Take the entries below and reproduce them word for word.

** BEGIN **

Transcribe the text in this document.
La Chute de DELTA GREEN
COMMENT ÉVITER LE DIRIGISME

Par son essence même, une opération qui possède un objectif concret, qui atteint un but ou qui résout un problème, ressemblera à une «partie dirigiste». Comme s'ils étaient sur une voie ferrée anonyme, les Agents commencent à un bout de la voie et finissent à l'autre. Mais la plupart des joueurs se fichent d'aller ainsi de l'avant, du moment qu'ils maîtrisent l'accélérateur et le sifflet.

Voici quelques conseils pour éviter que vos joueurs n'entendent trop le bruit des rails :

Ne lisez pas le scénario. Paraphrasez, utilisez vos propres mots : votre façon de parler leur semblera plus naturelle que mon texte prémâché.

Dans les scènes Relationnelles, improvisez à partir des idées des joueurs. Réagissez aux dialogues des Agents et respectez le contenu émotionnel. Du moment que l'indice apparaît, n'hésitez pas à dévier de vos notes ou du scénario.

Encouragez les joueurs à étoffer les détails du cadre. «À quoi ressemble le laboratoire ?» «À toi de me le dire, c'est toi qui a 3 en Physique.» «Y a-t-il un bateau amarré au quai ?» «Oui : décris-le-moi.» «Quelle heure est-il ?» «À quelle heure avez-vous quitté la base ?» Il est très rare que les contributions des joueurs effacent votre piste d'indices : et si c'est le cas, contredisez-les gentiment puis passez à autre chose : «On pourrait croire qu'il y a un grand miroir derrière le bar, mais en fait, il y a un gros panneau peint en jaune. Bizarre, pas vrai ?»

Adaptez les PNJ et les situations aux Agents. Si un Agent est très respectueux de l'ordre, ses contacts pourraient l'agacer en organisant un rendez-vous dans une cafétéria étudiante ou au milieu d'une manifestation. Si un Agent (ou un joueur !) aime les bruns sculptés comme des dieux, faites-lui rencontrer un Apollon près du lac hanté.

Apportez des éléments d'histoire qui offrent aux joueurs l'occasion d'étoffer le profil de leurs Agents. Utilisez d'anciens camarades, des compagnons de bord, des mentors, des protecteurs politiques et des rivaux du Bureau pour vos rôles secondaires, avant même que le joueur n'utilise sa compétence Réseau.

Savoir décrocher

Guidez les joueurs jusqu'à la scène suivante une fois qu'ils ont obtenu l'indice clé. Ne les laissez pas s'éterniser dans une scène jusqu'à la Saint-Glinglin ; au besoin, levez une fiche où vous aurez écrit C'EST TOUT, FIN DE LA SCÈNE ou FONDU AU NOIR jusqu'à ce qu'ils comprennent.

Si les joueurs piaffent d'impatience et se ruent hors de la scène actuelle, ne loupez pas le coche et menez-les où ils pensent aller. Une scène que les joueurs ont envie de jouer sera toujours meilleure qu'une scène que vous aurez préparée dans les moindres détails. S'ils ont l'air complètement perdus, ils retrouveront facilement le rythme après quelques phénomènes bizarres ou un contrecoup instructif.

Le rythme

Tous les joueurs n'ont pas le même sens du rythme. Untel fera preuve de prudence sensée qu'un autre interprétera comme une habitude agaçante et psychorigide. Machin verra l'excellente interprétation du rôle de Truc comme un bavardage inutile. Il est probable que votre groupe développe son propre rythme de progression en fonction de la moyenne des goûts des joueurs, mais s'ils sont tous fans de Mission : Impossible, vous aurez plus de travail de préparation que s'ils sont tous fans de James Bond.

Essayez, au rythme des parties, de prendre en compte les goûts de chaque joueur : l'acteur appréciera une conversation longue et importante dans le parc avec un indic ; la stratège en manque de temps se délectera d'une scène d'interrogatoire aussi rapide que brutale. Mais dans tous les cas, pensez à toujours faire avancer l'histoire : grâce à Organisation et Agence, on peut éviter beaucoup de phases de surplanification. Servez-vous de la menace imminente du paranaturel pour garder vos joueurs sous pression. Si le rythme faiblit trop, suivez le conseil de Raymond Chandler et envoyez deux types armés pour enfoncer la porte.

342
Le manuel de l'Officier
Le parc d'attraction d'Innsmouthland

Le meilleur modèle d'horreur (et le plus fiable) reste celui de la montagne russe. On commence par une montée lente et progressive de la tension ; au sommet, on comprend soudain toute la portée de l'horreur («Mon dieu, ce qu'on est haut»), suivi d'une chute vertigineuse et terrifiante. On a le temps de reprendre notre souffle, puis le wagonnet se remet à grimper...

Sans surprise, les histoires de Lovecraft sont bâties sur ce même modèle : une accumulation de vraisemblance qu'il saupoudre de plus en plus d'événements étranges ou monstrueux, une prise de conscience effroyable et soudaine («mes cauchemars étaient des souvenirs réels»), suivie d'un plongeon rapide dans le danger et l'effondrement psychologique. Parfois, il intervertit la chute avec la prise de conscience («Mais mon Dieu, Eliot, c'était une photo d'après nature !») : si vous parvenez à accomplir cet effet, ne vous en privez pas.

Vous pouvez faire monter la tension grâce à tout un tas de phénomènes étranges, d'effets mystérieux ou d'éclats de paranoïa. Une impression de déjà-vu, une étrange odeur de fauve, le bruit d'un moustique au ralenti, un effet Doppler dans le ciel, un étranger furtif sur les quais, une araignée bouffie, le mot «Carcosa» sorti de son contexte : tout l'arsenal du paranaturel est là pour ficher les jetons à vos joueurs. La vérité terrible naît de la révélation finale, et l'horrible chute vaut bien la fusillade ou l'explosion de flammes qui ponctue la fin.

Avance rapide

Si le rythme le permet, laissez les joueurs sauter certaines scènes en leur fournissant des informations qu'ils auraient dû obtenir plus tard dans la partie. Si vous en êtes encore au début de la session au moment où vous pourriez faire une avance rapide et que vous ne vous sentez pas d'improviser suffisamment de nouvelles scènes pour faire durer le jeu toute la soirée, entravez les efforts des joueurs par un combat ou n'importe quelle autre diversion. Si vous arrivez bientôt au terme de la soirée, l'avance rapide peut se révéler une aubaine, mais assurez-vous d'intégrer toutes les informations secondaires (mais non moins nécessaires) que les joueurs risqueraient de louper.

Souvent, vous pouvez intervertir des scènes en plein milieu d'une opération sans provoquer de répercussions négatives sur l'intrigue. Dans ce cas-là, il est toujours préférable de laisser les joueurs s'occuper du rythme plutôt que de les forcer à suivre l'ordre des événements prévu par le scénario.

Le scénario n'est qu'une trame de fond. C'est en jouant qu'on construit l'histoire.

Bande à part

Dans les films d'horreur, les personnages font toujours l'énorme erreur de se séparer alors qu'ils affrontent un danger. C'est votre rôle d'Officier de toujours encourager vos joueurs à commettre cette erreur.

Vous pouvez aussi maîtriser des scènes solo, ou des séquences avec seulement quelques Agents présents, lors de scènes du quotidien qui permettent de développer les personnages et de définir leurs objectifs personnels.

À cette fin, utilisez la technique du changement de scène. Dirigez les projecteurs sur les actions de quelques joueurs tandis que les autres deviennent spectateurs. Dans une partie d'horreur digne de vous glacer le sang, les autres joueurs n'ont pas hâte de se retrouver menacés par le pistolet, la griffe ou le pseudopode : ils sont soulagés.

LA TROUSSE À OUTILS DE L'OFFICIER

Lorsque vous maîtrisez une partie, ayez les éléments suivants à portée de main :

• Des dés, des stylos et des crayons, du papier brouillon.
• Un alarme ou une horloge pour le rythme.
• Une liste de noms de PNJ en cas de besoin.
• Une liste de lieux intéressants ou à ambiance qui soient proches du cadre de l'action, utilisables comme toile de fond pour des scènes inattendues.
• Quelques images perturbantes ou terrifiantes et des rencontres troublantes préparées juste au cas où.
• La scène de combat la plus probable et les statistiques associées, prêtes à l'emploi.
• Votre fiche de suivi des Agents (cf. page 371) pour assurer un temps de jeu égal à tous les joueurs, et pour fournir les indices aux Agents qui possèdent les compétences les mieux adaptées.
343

** END **

• [Expected answer]
Transcribe the text in this document.
La Chute de DELTA GREEN
COMMENT ÉVITER LE DIRIGISME

Par son essence même, une opération qui possède un objectif concret, qui atteint un but ou qui résout un problème, ressemblera à une «partie dirigiste». Comme s'ils étaient sur une voie ferrée anonyme, les Agents commencent à un bout de la voie et finissent à l'autre. Mais la plupart des joueurs se fichent d'aller ainsi de l'avant, du moment qu'ils maîtrisent l'accélérateur et le sifflet.

Voici quelques conseils pour éviter que vos joueurs n'entendent trop le bruit des rails :

Ne lisez pas le scénario. Paraphrasez, utilisez vos propres mots : votre façon de parler leur semblera plus naturelle que mon texte prémâché.

Dans les scènes Relationnelles, improvisez à partir des idées des joueurs. Réagissez aux dialogues des Agents et respectez le contenu émotionnel. Du moment que l'indice apparaît, n'hésitez pas à dévier de vos notes ou du scénario.

Encouragez les joueurs à étoffer les détails du cadre. «À quoi ressemble le laboratoire ?» «À toi de me le dire, c'est toi qui a 3 en Physique.» «Y a-t-il un bateau amarré au quai ?» «Oui : décris-le-moi.» «Quelle heure est-il ?» «À quelle heure avez-vous quitté la base ?» Il est très rare que les contributions des joueurs effacent votre piste d'indices : et si c'est le cas, contredisez-les gentiment puis passez à autre chose : «On pourrait croire qu'il y a un grand miroir derrière le bar, mais en fait, il y a un gros panneau peint en jaune. Bizarre, pas vrai ?»

Adaptez les PNJ et les situations aux Agents. Si un Agent est très respectueux de l'ordre, ses contacts pourraient l'agacer en organisant un rendez-vous dans une cafétéria étudiante ou au milieu d'une manifestation. Si un Agent (ou un joueur !) aime les bruns sculptés comme des dieux, faites-lui rencontrer un Apollon près du lac hanté.

Apportez des éléments d'histoire qui offrent aux joueurs l'occasion d'étoffer le profil de leurs Agents. Utilisez d'anciens camarades, des compagnons de bord, des mentors, des protecteurs politiques et des rivaux du Bureau pour vos rôles secondaires, avant même que le joueur n'utilise sa compétence Réseau.

Savoir décrocher

Guidez les joueurs jusqu'à la scène suivante une fois qu'ils ont obtenu l'indice clé. Ne les laissez pas s'éterniser dans une scène jusqu'à la Saint-Glinglin ; au besoin, levez une fiche où vous aurez écrit C'EST TOUT, FIN DE LA SCÈNE ou FONDU AU NOIR jusqu'à ce qu'ils comprennent.

Si les joueurs piaffent d'impatience et se ruent hors de la scène actuelle, ne loupez pas le coche et menez-les où ils pensent aller. Une scène que les joueurs ont envie de jouer sera toujours meilleure qu'une scène que vous aurez préparée dans les moindres détails. S'ils ont l'air complètement perdus, ils retrouveront facilement le rythme après quelques phénomènes bizarres ou un contrecoup instructif.

Le rythme

Tous les joueurs n'ont pas le même sens du rythme. Untel fera preuve de prudence sensée qu'un autre interprétera comme une habitude agaçante et psychorigide. Machin verra l'excellente interprétation du rôle de Truc comme un bavardage inutile. Il est probable que votre groupe développe son propre rythme de progression en fonction de la moyenne des goûts des joueurs, mais s'ils sont tous fans de Mission : Impossible, vous aurez plus de travail de préparation que s'ils sont tous fans de James Bond.

Essayez, au rythme des parties, de prendre en compte les goûts de chaque joueur : l'acteur appréciera une conversation longue et importante dans le parc avec un indic ; la stratège en manque de temps se délectera d'une scène d'interrogatoire aussi rapide que brutale. Mais dans tous les cas, pensez à toujours faire avancer l'histoire : grâce à Organisation et Agence, on peut éviter beaucoup de phases de surplanification. Servez-vous de la menace imminente du paranaturel pour garder vos joueurs sous pression. Si le rythme faiblit trop, suivez le conseil de Raymond Chandler et envoyez deux types armés pour enfoncer la porte.

342
Le manuel de l'Officier
Le parc d'attraction d'Innsmouthland

Le meilleur modèle d'horreur (et le plus fiable) reste celui de la montagne russe. On commence par une montée lente et progressive de la tension ; au sommet, on comprend soudain toute la portée de l'horreur («Mon dieu, ce qu'on est haut»), suivi d'une chute vertigineuse et terrifiante. On a le temps de reprendre notre souffle, puis le wagonnet se remet à grimper...

Sans surprise, les histoires de Lovecraft sont bâties sur ce même modèle : une accumulation de vraisemblance qu'il saupoudre de plus en plus d'événements étranges ou monstrueux, une prise de conscience effroyable et soudaine («mes cauchemars étaient des souvenirs réels»), suivie d'un plongeon rapide dans le danger et l'effondrement psychologique. Parfois, il intervertit la chute avec la prise de conscience («Mais mon Dieu, Eliot, c'était une photo d'après nature !») : si vous parvenez à accomplir cet effet, ne vous en privez pas.

Vous pouvez faire monter la tension grâce à tout un tas de phénomènes étranges, d'effets mystérieux ou d'éclats de paranoïa. Une impression de déjà-vu, une étrange odeur de fauve, le bruit d'un moustique au ralenti, un effet Doppler dans le ciel, un étranger furtif sur les quais, une araignée bouffie, le mot «Carcosa» sorti de son contexte : tout l'arsenal du paranaturel est là pour ficher les jetons à vos joueurs. La vérité terrible naît de la révélation finale, et l'horrible chute vaut bien la fusillade ou l'explosion de flammes qui ponctue la fin.

Avance rapide

Si le rythme le permet, laissez les joueurs sauter certaines scènes en leur fournissant des informations qu'ils auraient dû obtenir plus tard dans la partie. Si vous en êtes encore au début de la session au moment où vous pourriez faire une avance rapide et que vous ne vous sentez pas d'improviser suffisamment de nouvelles scènes pour faire durer le jeu toute la soirée, entravez les efforts des joueurs par un combat ou n'importe quelle autre diversion. Si vous arrivez bientôt au terme de la soirée, l'avance rapide peut se révéler une aubaine, mais assurez-vous d'intégrer toutes les informations secondaires (mais non moins nécessaires) que les joueurs risqueraient de louper.

Souvent, vous pouvez intervertir des scènes en plein milieu d'une opération sans provoquer de répercussions négatives sur l'intrigue. Dans ce cas-là, il est toujours préférable de laisser les joueurs s'occuper du rythme plutôt que de les forcer à suivre l'ordre des événements prévu par le scénario.

Le scénario n'est qu'une trame de fond. C'est en jouant qu'on construit l'histoire.

Bande à part

Dans les films d'horreur, les personnages font toujours l'énorme erreur de se séparer alors qu'ils affrontent un danger. C'est votre rôle d'Officier de toujours encourager vos joueurs à commettre cette erreur.

Vous pouvez aussi maîtriser des scènes solo, ou des séquences avec seulement quelques Agents présents, lors de scènes du quotidien qui permettent de développer les personnages et de définir leurs objectifs personnels.

À cette fin, utilisez la technique du changement de scène. Dirigez les projecteurs sur les actions de quelques joueurs tandis que les autres deviennent spectateurs. Dans une partie d'horreur digne de vous glacer le sang, les autres joueurs n'ont pas hâte de se retrouver menacés par le pistolet, la griffe ou le pseudopode : ils sont soulagés.

LA TROUSSE À OUTILS DE L'OFFICIER

Lorsque vous maîtrisez une partie, ayez les éléments suivants à portée de main :

• Des dés, des stylos et des crayons, du papier brouillon.
• Un alarme ou une horloge pour le rythme.
• Une liste de noms de PNJ en cas de besoin.
• Une liste de lieux intéressants ou à ambiance qui soient proches du cadre de l'action, utilisables comme toile de fond pour des scènes inattendues.
• Quelques images perturbantes ou terrifiantes et des rencontres troublantes préparées juste au cas où.
• La scène de combat la plus probable et les statistiques associées, prêtes à l'emploi.
• Votre fiche de suivi des Agents (cf. page 371) pour assurer un temps de jeu égal à tous les joueurs, et pour fournir les indices aux Agents qui possèdent les compétences les mieux adaptées.
343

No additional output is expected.